::: Dataset rows :::

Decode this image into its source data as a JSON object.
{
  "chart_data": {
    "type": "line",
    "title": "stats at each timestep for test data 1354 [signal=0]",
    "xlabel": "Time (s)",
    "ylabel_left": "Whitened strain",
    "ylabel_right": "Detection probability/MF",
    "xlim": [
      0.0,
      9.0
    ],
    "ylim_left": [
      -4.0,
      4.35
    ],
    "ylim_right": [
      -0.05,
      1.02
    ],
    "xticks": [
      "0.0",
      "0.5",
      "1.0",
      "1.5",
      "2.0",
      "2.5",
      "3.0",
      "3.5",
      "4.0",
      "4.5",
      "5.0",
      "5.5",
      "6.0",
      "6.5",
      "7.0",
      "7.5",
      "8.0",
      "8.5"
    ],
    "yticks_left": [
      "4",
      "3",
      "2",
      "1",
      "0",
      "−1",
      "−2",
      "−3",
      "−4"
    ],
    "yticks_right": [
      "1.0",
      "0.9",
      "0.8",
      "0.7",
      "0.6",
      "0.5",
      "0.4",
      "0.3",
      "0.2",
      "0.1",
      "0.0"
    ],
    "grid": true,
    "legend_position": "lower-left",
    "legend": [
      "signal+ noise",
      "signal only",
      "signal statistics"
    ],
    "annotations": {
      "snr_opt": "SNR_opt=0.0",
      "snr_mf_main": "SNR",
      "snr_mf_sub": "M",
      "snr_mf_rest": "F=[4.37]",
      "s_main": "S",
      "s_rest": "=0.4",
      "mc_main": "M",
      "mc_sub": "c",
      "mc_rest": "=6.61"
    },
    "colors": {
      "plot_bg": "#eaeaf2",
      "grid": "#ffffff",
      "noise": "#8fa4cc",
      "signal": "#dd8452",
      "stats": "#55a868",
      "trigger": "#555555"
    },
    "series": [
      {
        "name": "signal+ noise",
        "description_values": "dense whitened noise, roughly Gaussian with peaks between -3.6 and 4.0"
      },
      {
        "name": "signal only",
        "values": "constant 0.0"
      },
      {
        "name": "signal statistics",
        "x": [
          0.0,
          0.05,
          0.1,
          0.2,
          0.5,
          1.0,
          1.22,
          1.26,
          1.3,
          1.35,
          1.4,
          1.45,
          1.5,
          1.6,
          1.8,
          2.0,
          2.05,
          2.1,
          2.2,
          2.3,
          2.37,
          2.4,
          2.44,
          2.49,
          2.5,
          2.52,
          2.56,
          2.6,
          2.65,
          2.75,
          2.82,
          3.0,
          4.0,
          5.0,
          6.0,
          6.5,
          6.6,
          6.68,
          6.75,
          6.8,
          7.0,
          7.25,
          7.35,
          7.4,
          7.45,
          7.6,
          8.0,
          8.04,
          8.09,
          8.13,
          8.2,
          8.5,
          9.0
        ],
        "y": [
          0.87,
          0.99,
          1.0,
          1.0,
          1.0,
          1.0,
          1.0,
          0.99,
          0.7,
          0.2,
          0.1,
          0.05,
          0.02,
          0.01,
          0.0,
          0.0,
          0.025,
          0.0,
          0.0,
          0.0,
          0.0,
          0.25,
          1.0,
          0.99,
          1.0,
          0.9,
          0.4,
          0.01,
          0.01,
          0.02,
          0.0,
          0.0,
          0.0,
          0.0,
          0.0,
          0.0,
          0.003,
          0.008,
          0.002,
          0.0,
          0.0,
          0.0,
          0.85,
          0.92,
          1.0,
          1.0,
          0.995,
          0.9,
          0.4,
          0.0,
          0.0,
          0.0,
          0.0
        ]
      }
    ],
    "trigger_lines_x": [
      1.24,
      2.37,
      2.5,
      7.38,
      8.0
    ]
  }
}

:::

Return all of the entries exactly as they were supplied.

Decode this image into its source data as a JSON object.
{
  "chart_data": {
    "type": "line",
    "title": "stats at each timestep for test data 1354 [signal=0]",
    "xlabel": "Time (s)",
    "ylabel_left": "Whitened strain",
    "ylabel_right": "Detection probability/MF",
    "xlim": [
      0.0,
      9.0
    ],
    "ylim_left": [
      -4.0,
      4.35
    ],
    "ylim_right": [
      -0.05,
      1.02
    ],
    "xticks": [
      "0.0",
      "0.5",
      "1.0",
      "1.5",
      "2.0",
      "2.5",
      "3.0",
      "3.5",
      "4.0",
      "4.5",
      "5.0",
      "5.5",
      "6.0",
      "6.5",
      "7.0",
      "7.5",
      "8.0",
      "8.5"
    ],
    "yticks_left": [
      "4",
      "3",
      "2",
      "1",
      "0",
      "−1",
      "−2",
      "−3",
      "−4"
    ],
    "yticks_right": [
      "1.0",
      "0.9",
      "0.8",
      "0.7",
      "0.6",
      "0.5",
      "0.4",
      "0.3",
      "0.2",
      "0.1",
      "0.0"
    ],
    "grid": true,
    "legend_position": "lower-left",
    "legend": [
      "signal+ noise",
      "signal only",
      "signal statistics"
    ],
    "annotations": {
      "snr_opt": "SNR_opt=0.0",
      "snr_mf_main": "SNR",
      "snr_mf_sub": "M",
      "snr_mf_rest": "F=[4.37]",
      "s_main": "S",
      "s_rest": "=0.4",
      "mc_main": "M",
      "mc_sub": "c",
      "mc_rest": "=6.61"
    },
    "colors": {
      "plot_bg": "#eaeaf2",
      "grid": "#ffffff",
      "noise": "#8fa4cc",
      "signal": "#dd8452",
      "stats": "#55a868",
      "trigger": "#555555"
    },
    "series": [
      {
        "name": "signal+ noise",
        "description_values": "dense whitened noise, roughly Gaussian with peaks between -3.6 and 4.0"
      },
      {
        "name": "signal only",
        "values": "constant 0.0"
      },
      {
        "name": "signal statistics",
        "x": [
          0.0,
          0.05,
          0.1,
          0.2,
          0.5,
          1.0,
          1.22,
          1.26,
          1.3,
          1.35,
          1.4,
          1.45,
          1.5,
          1.6,
          1.8,
          2.0,
          2.05,
          2.1,
          2.2,
          2.3,
          2.37,
          2.4,
          2.44,
          2.49,
          2.5,
          2.52,
          2.56,
          2.6,
          2.65,
          2.75,
          2.82,
          3.0,
          4.0,
          5.0,
          6.0,
          6.5,
          6.6,
          6.68,
          6.75,
          6.8,
          7.0,
          7.25,
          7.35,
          7.4,
          7.45,
          7.6,
          8.0,
          8.04,
          8.09,
          8.13,
          8.2,
          8.5,
          9.0
        ],
        "y": [
          0.87,
          0.99,
          1.0,
          1.0,
          1.0,
          1.0,
          1.0,
          0.99,
          0.7,
          0.2,
          0.1,
          0.05,
          0.02,
          0.01,
          0.0,
          0.0,
          0.025,
          0.0,
          0.0,
          0.0,
          0.0,
          0.25,
          1.0,
          0.99,
          1.0,
          0.9,
          0.4,
          0.01,
          0.01,
          0.02,
          0.0,
          0.0,
          0.0,
          0.0,
          0.0,
          0.0,
          0.003,
          0.008,
          0.002,
          0.0,
          0.0,
          0.0,
          0.85,
          0.92,
          1.0,
          1.0,
          0.995,
          0.9,
          0.4,
          0.0,
          0.0,
          0.0,
          0.0
        ]
      }
    ],
    "trigger_lines_x": [
      1.24,
      2.37,
      2.5,
      7.38,
      8.0
    ]
  }
}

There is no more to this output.